▶ [WHAT YOU ARE ASKED TO DO]:
Write the records below out in full, character for character, with no pictures.
· · ·
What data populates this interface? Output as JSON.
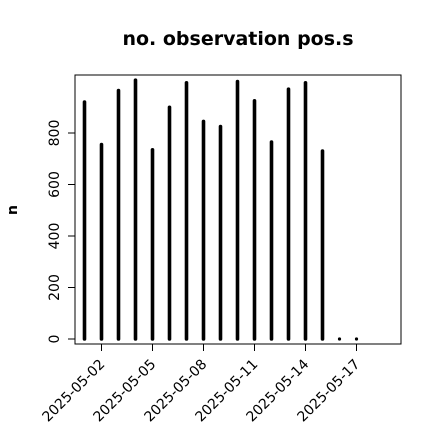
{
  "chart_data": {
    "type": "bar",
    "title": "no. observation pos.s",
    "xlabel": "",
    "ylabel": "n",
    "ylim": [
      0,
      1000
    ],
    "yticks": [
      0,
      200,
      400,
      600,
      800
    ],
    "categories": [
      "2025-05-01",
      "2025-05-02",
      "2025-05-03",
      "2025-05-04",
      "2025-05-05",
      "2025-05-06",
      "2025-05-07",
      "2025-05-08",
      "2025-05-09",
      "2025-05-10",
      "2025-05-11",
      "2025-05-12",
      "2025-05-13",
      "2025-05-14",
      "2025-05-15",
      "2025-05-16",
      "2025-05-17"
    ],
    "values": [
      920,
      755,
      965,
      1005,
      735,
      900,
      995,
      845,
      825,
      1000,
      925,
      765,
      970,
      995,
      730,
      0,
      0
    ],
    "xtick_labels": [
      {
        "date": "2025-05-02",
        "label": "2025-05-02",
        "color": "#000000"
      },
      {
        "date": "2025-05-05",
        "label": "2025-05-05",
        "color": "#000000"
      },
      {
        "date": "2025-05-08",
        "label": "2025-05-08",
        "color": "#228B22"
      },
      {
        "date": "2025-05-11",
        "label": "2025-05-11",
        "color": "#000000"
      },
      {
        "date": "2025-05-14",
        "label": "2025-05-14",
        "color": "#000000"
      },
      {
        "date": "2025-05-17",
        "label": "2025-05-17",
        "color": "#000000"
      }
    ],
    "grid": false,
    "bar_color": "#000000"
  }
}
· · ·
▶ [CORRECT RESULT]:
What data populates this interface? Output as JSON.
{
  "chart_data": {
    "type": "bar",
    "title": "no. observation pos.s",
    "xlabel": "",
    "ylabel": "n",
    "ylim": [
      0,
      1000
    ],
    "yticks": [
      0,
      200,
      400,
      600,
      800
    ],
    "categories": [
      "2025-05-01",
      "2025-05-02",
      "2025-05-03",
      "2025-05-04",
      "2025-05-05",
      "2025-05-06",
      "2025-05-07",
      "2025-05-08",
      "2025-05-09",
      "2025-05-10",
      "2025-05-11",
      "2025-05-12",
      "2025-05-13",
      "2025-05-14",
      "2025-05-15",
      "2025-05-16",
      "2025-05-17"
    ],
    "values": [
      920,
      755,
      965,
      1005,
      735,
      900,
      995,
      845,
      825,
      1000,
      925,
      765,
      970,
      995,
      730,
      0,
      0
    ],
    "xtick_labels": [
      {
        "date": "2025-05-02",
        "label": "2025-05-02",
        "color": "#000000"
      },
      {
        "date": "2025-05-05",
        "label": "2025-05-05",
        "color": "#000000"
      },
      {
        "date": "2025-05-08",
        "label": "2025-05-08",
        "color": "#228B22"
      },
      {
        "date": "2025-05-11",
        "label": "2025-05-11",
        "color": "#000000"
      },
      {
        "date": "2025-05-14",
        "label": "2025-05-14",
        "color": "#000000"
      },
      {
        "date": "2025-05-17",
        "label": "2025-05-17",
        "color": "#000000"
      }
    ],
    "grid": false,
    "bar_color": "#000000"
  }
}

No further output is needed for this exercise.